TASK —
Check each line of the material below, and copy it if it holds the string "team".

Source records —
>>

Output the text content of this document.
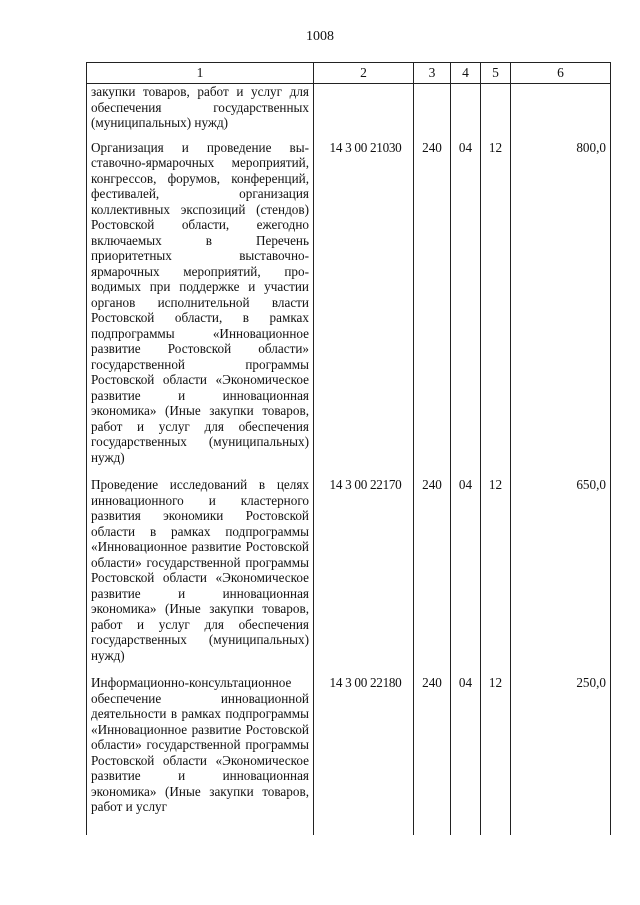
1008
1	2	3	4	5	6
закупки товаров, работ и услуг для обеспечения государственных (муниципальных) нужд)					
Организация и проведение выставочно-ярмарочных мероприятий, конгрессов, форумов, конференций, фестивалей, организация коллективных экспозиций (стендов) Ростовской области, ежегодно включаемых в Перечень приоритетных выставочно-ярмарочных мероприятий, проводимых при поддержке и участии органов исполнительной власти Ростовской области, в рамках подпрограммы «Инновационное развитие Ростовской области» государственной программы Ростовской области «Экономическое развитие и инновационная экономика» (Иные закупки товаров, работ и услуг для обеспечения государственных (муниципальных) нужд)	14 3 00 21030	240	04	12	800,0
Проведение исследований в целях инновационного и кластерного развития экономики Ростовской области в рамках подпрограммы «Инновационное развитие Ростовской области» государственной программы Ростовской области «Экономическое развитие и инновационная экономика» (Иные закупки товаров, работ и услуг для обеспечения государственных (муниципальных) нужд)	14 3 00 22170	240	04	12	650,0
Информационно-консультационное обеспечение инновационной деятельности в рамках подпрограммы «Инновационное развитие Ростовской области» государственной программы Ростовской области «Экономическое развитие и инновационная экономика» (Иные закупки товаров, работ и услуг	14 3 00 22180	240	04	12	250,0
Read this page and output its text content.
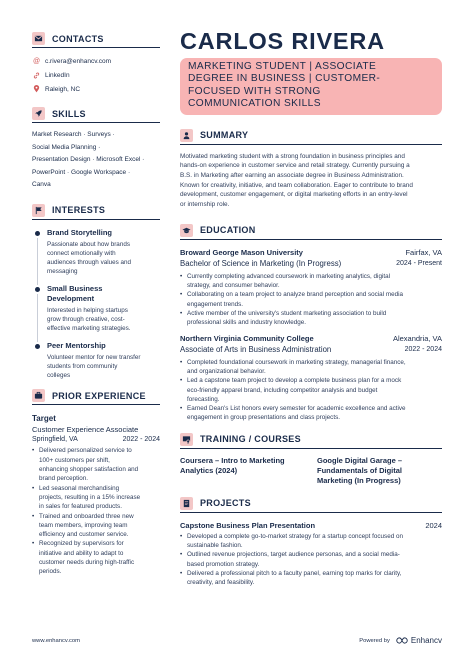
CONTACTS
@ c.rivera@enhancv.com
LinkedIn
Raleigh, NC
SKILLS
Market Research · Surveys ·
Social Media Planning ·
Presentation Design · Microsoft Excel ·
PowerPoint · Google Workspace ·
Canva
INTERESTS
Brand Storytelling
Passionate about how brands
connect emotionally with
audiences through values and
messaging
Small Business Development
Interested in helping startups
grow through creative, cost-
effective marketing strategies.
Peer Mentorship
Volunteer mentor for new transfer
students from community
colleges
PRIOR EXPERIENCE
Target
Customer Experience Associate
Springfield, VA	2022 - 2024
• Delivered personalized service to
100+ customers per shift,
enhancing shopper satisfaction and
brand perception.
• Led seasonal merchandising
projects, resulting in a 15% increase
in sales for featured products.
• Trained and onboarded three new
team members, improving team
efficiency and customer service.
• Recognized by supervisors for
initiative and ability to adapt to
customer needs during high-traffic
periods.
CARLOS RIVERA
MARKETING STUDENT | ASSOCIATE
DEGREE IN BUSINESS | CUSTOMER-
FOCUSED WITH STRONG
COMMUNICATION SKILLS
SUMMARY
Motivated marketing student with a strong foundation in business principles and
hands-on experience in customer service and retail strategy. Currently pursuing a
B.S. in Marketing after earning an associate degree in Business Administration.
Known for creativity, initiative, and team collaboration. Eager to contribute to brand
development, customer engagement, or digital marketing efforts in an entry-level
or internship role.
EDUCATION
Broward George Mason University	Fairfax, VA
Bachelor of Science in Marketing (In Progress)	2024 - Present
• Currently completing advanced coursework in marketing analytics, digital
strategy, and consumer behavior.
• Collaborating on a team project to analyze brand perception and social media
engagement trends.
• Active member of the university's student marketing association to build
professional skills and industry knowledge.
Northern Virginia Community College	Alexandria, VA
Associate of Arts in Business Administration	2022 - 2024
• Completed foundational coursework in marketing strategy, managerial finance,
and organizational behavior.
• Led a capstone team project to develop a complete business plan for a mock
eco-friendly apparel brand, including competitor analysis and budget
forecasting.
• Earned Dean's List honors every semester for academic excellence and active
engagement in group presentations and class projects.
TRAINING / COURSES
Coursera – Intro to Marketing
Analytics (2024)
Google Digital Garage –
Fundamentals of Digital
Marketing (In Progress)
PROJECTS
Capstone Business Plan Presentation	2024
• Developed a complete go-to-market strategy for a startup concept focused on
sustainable fashion.
• Outlined revenue projections, target audience personas, and a social media-
based promotion strategy.
• Delivered a professional pitch to a faculty panel, earning top marks for clarity,
creativity, and feasibility.
www.enhancv.com	Powered by	Enhancv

<<

EXERCISE RESPONSE —
team members, improving team
Known for creativity, initiative, and team collaboration. Eager to contribute to brand
• Collaborating on a team project to analyze brand perception and social media
• Led a capstone team project to develop a complete business plan for a mock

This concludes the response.